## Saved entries
-- -- --

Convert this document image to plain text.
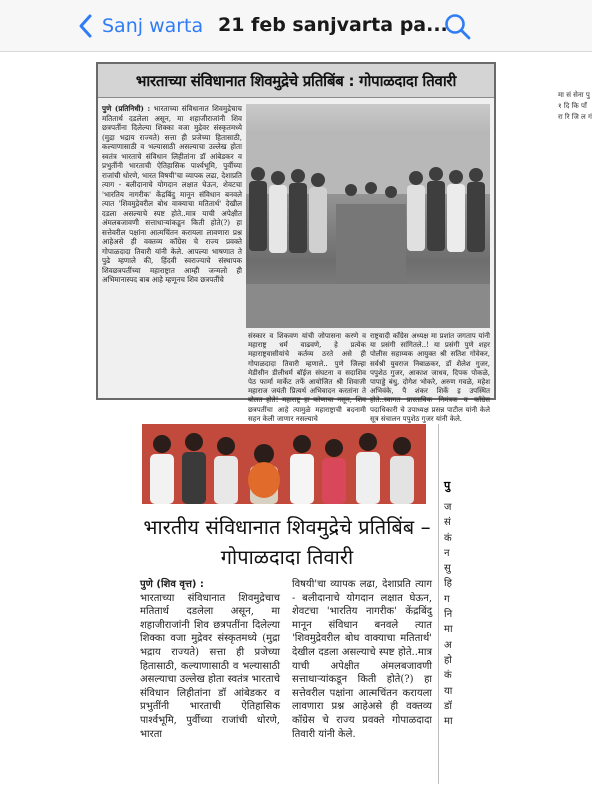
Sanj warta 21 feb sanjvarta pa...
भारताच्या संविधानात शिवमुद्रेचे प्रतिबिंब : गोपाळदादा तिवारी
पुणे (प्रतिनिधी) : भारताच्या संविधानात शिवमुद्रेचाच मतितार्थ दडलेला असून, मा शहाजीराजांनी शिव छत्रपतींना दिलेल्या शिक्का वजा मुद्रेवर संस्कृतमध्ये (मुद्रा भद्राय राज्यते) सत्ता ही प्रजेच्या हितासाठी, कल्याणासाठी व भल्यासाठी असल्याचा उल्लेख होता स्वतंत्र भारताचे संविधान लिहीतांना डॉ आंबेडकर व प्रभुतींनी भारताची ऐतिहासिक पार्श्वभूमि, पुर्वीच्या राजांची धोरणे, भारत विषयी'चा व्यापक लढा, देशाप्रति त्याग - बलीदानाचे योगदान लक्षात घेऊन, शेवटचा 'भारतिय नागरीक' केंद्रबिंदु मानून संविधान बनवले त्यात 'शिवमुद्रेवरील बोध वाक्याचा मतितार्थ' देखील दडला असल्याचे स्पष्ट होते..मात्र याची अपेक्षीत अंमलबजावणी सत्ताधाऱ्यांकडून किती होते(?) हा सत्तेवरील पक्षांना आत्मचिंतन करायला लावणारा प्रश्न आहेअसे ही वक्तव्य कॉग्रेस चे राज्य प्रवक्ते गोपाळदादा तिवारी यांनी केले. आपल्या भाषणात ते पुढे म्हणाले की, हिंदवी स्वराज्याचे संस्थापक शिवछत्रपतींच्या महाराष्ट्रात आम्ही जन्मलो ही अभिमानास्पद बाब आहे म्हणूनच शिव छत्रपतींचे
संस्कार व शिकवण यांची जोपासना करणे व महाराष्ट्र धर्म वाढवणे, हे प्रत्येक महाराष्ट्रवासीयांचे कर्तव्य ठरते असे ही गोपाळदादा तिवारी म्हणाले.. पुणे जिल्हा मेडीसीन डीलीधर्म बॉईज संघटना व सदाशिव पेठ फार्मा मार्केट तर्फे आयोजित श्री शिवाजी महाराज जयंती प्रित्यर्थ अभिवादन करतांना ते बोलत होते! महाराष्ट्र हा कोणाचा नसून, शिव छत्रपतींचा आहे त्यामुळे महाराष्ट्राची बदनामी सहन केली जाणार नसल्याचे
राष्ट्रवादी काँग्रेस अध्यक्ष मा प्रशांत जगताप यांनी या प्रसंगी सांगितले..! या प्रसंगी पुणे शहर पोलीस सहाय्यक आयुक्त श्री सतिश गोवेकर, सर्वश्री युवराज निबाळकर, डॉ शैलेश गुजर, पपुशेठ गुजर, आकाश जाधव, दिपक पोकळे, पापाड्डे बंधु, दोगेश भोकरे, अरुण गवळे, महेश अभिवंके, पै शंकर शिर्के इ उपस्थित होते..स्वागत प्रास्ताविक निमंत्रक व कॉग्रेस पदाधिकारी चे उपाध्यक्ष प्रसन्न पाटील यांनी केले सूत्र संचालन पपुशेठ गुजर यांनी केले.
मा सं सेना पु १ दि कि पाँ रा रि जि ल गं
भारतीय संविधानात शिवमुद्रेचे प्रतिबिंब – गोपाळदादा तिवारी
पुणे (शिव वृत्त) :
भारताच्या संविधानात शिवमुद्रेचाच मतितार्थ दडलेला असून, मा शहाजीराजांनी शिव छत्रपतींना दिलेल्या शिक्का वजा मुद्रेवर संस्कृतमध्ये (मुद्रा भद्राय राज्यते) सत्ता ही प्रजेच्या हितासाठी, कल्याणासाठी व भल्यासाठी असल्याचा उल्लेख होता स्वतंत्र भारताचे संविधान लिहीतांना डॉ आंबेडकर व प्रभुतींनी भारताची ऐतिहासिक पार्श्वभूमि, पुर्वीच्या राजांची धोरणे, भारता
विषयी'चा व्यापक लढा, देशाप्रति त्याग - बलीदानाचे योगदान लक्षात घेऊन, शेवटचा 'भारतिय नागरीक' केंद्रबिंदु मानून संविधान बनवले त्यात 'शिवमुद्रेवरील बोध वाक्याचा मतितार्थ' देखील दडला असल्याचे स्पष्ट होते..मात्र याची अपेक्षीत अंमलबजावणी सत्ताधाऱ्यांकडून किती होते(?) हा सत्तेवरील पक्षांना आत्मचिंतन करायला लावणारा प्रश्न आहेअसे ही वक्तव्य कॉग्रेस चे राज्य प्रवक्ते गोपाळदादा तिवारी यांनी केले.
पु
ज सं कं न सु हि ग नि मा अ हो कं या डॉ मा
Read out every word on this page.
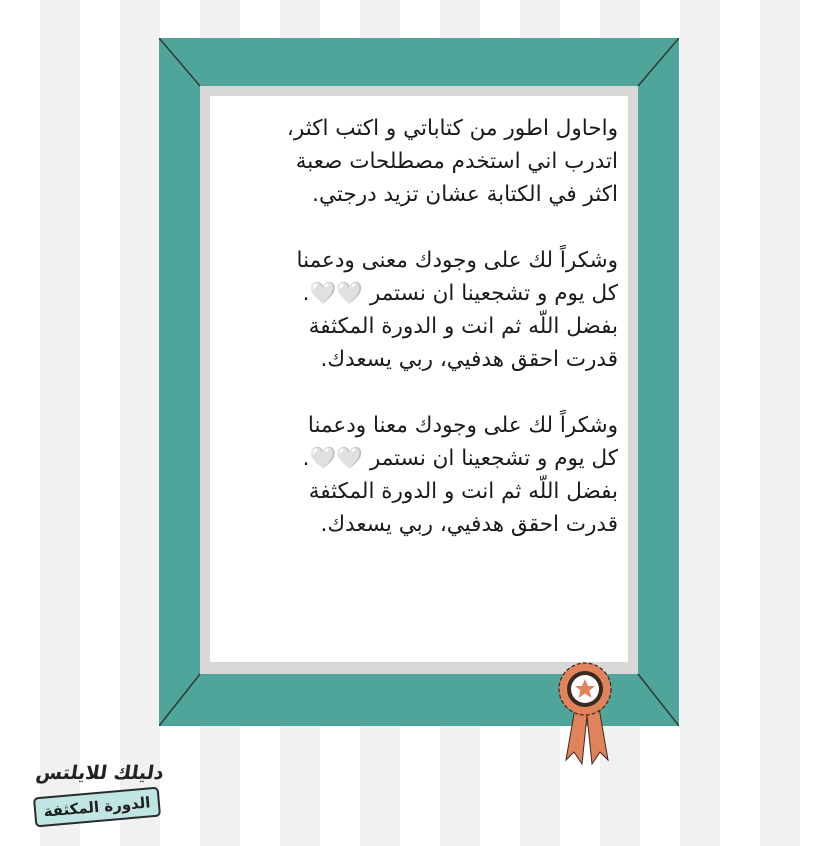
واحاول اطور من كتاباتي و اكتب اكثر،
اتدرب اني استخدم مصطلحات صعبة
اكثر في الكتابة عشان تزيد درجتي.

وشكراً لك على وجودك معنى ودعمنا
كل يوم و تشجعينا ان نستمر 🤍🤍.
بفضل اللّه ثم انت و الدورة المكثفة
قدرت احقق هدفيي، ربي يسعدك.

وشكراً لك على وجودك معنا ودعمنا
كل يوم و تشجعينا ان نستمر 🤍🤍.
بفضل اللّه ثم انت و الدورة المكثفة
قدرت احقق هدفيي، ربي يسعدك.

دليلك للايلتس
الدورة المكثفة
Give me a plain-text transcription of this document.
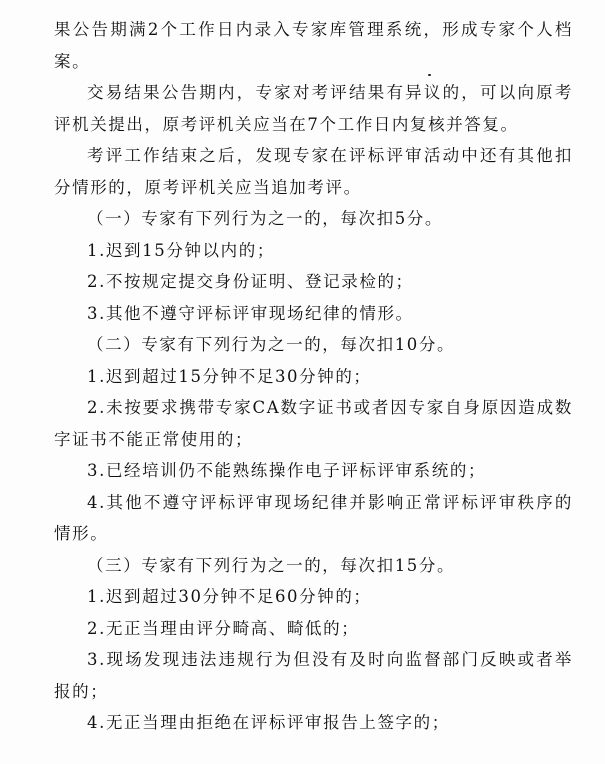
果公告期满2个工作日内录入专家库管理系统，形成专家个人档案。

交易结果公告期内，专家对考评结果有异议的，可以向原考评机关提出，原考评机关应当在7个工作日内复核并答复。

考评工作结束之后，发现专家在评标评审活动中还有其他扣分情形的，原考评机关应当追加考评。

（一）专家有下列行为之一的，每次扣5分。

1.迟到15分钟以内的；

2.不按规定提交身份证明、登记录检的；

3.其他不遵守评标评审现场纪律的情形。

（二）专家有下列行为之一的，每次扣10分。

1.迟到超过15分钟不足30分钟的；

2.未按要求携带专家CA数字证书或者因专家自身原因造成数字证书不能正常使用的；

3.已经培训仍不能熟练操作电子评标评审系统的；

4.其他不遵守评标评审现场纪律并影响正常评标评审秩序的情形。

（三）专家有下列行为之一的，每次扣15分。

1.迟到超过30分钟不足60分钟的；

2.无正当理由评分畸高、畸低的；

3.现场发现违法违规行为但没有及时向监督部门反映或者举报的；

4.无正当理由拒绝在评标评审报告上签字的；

-- -- --

## GIVEN TASK
Give the entries again word for word, but skip the pictures.

## EXERCISE ANSWER
Convert this document image to plain text.
Sanj warta 21 feb sanjvarta pa...
भारताच्या संविधानात शिवमुद्रेचे प्रतिबिंब : गोपाळदादा तिवारी
पुणे (प्रतिनिधी) : भारताच्या संविधानात शिवमुद्रेचाच मतितार्थ दडलेला असून, मा शहाजीराजांनी शिव छत्रपतींना दिलेल्या शिक्का वजा मुद्रेवर संस्कृतमध्ये (मुद्रा भद्राय राज्यते) सत्ता ही प्रजेच्या हितासाठी, कल्याणासाठी व भल्यासाठी असल्याचा उल्लेख होता स्वतंत्र भारताचे संविधान लिहीतांना डॉ आंबेडकर व प्रभुतींनी भारताची ऐतिहासिक पार्श्वभूमि, पुर्वीच्या राजांची धोरणे, भारत विषयी'चा व्यापक लढा, देशाप्रति त्याग - बलीदानाचे योगदान लक्षात घेऊन, शेवटचा 'भारतिय नागरीक' केंद्रबिंदु मानून संविधान बनवले त्यात 'शिवमुद्रेवरील बोध वाक्याचा मतितार्थ' देखील दडला असल्याचे स्पष्ट होते..मात्र याची अपेक्षीत अंमलबजावणी सत्ताधाऱ्यांकडून किती होते(?) हा सत्तेवरील पक्षांना आत्मचिंतन करायला लावणारा प्रश्न आहेअसे ही वक्तव्य कॉग्रेस चे राज्य प्रवक्ते गोपाळदादा तिवारी यांनी केले. आपल्या भाषणात ते पुढे म्हणाले की, हिंदवी स्वराज्याचे संस्थापक शिवछत्रपतींच्या महाराष्ट्रात आम्ही जन्मलो ही अभिमानास्पद बाब आहे म्हणूनच शिव छत्रपतींचे
संस्कार व शिकवण यांची जोपासना करणे व महाराष्ट्र धर्म वाढवणे, हे प्रत्येक महाराष्ट्रवासीयांचे कर्तव्य ठरते असे ही गोपाळदादा तिवारी म्हणाले.. पुणे जिल्हा मेडीसीन डीलीधर्म बॉईज संघटना व सदाशिव पेठ फार्मा मार्केट तर्फे आयोजित श्री शिवाजी महाराज जयंती प्रित्यर्थ अभिवादन करतांना ते बोलत होते! महाराष्ट्र हा कोणाचा नसून, शिव छत्रपतींचा आहे त्यामुळे महाराष्ट्राची बदनामी सहन केली जाणार नसल्याचे
राष्ट्रवादी काँग्रेस अध्यक्ष मा प्रशांत जगताप यांनी या प्रसंगी सांगितले..! या प्रसंगी पुणे शहर पोलीस सहाय्यक आयुक्त श्री सतिश गोवेकर, सर्वश्री युवराज निबाळकर, डॉ शैलेश गुजर, पपुशेठ गुजर, आकाश जाधव, दिपक पोकळे, पापाड्डे बंधु, दोगेश भोकरे, अरुण गवळे, महेश अभिवंके, पै शंकर शिर्के इ उपस्थित होते..स्वागत प्रास्ताविक निमंत्रक व कॉग्रेस पदाधिकारी चे उपाध्यक्ष प्रसन्न पाटील यांनी केले सूत्र संचालन पपुशेठ गुजर यांनी केले.
मा सं सेना पु १ दि कि पाँ रा रि जि ल गं
भारतीय संविधानात शिवमुद्रेचे प्रतिबिंब – गोपाळदादा तिवारी
पुणे (शिव वृत्त) :
भारताच्या संविधानात शिवमुद्रेचाच मतितार्थ दडलेला असून, मा शहाजीराजांनी शिव छत्रपतींना दिलेल्या शिक्का वजा मुद्रेवर संस्कृतमध्ये (मुद्रा भद्राय राज्यते) सत्ता ही प्रजेच्या हितासाठी, कल्याणासाठी व भल्यासाठी असल्याचा उल्लेख होता स्वतंत्र भारताचे संविधान लिहीतांना डॉ आंबेडकर व प्रभुतींनी भारताची ऐतिहासिक पार्श्वभूमि, पुर्वीच्या राजांची धोरणे, भारता
विषयी'चा व्यापक लढा, देशाप्रति त्याग - बलीदानाचे योगदान लक्षात घेऊन, शेवटचा 'भारतिय नागरीक' केंद्रबिंदु मानून संविधान बनवले त्यात 'शिवमुद्रेवरील बोध वाक्याचा मतितार्थ' देखील दडला असल्याचे स्पष्ट होते..मात्र याची अपेक्षीत अंमलबजावणी सत्ताधाऱ्यांकडून किती होते(?) हा सत्तेवरील पक्षांना आत्मचिंतन करायला लावणारा प्रश्न आहेअसे ही वक्तव्य कॉग्रेस चे राज्य प्रवक्ते गोपाळदादा तिवारी यांनी केले.
पु
ज सं कं न सु हि ग नि मा अ हो कं या डॉ मा
Read out every word on this page.
واحاول اطور من كتاباتي و اكتب اكثر،
اتدرب اني استخدم مصطلحات صعبة
اكثر في الكتابة عشان تزيد درجتي.

وشكراً لك على وجودك معنى ودعمنا
كل يوم و تشجعينا ان نستمر 🤍🤍.
بفضل اللّه ثم انت و الدورة المكثفة
قدرت احقق هدفيي، ربي يسعدك.

وشكراً لك على وجودك معنا ودعمنا
كل يوم و تشجعينا ان نستمر 🤍🤍.
بفضل اللّه ثم انت و الدورة المكثفة
قدرت احقق هدفيي، ربي يسعدك.

دليلك للايلتس
الدورة المكثفة
Give me a plain-text transcription of this document.
果公告期满2个工作日内录入专家库管理系统，形成专家个人档案。

交易结果公告期内，专家对考评结果有异议的，可以向原考评机关提出，原考评机关应当在7个工作日内复核并答复。

考评工作结束之后，发现专家在评标评审活动中还有其他扣分情形的，原考评机关应当追加考评。

（一）专家有下列行为之一的，每次扣5分。

1.迟到15分钟以内的；

2.不按规定提交身份证明、登记录检的；

3.其他不遵守评标评审现场纪律的情形。

（二）专家有下列行为之一的，每次扣10分。

1.迟到超过15分钟不足30分钟的；

2.未按要求携带专家CA数字证书或者因专家自身原因造成数字证书不能正常使用的；

3.已经培训仍不能熟练操作电子评标评审系统的；

4.其他不遵守评标评审现场纪律并影响正常评标评审秩序的情形。

（三）专家有下列行为之一的，每次扣15分。

1.迟到超过30分钟不足60分钟的；

2.无正当理由评分畸高、畸低的；

3.现场发现违法违规行为但没有及时向监督部门反映或者举报的；

4.无正当理由拒绝在评标评审报告上签字的；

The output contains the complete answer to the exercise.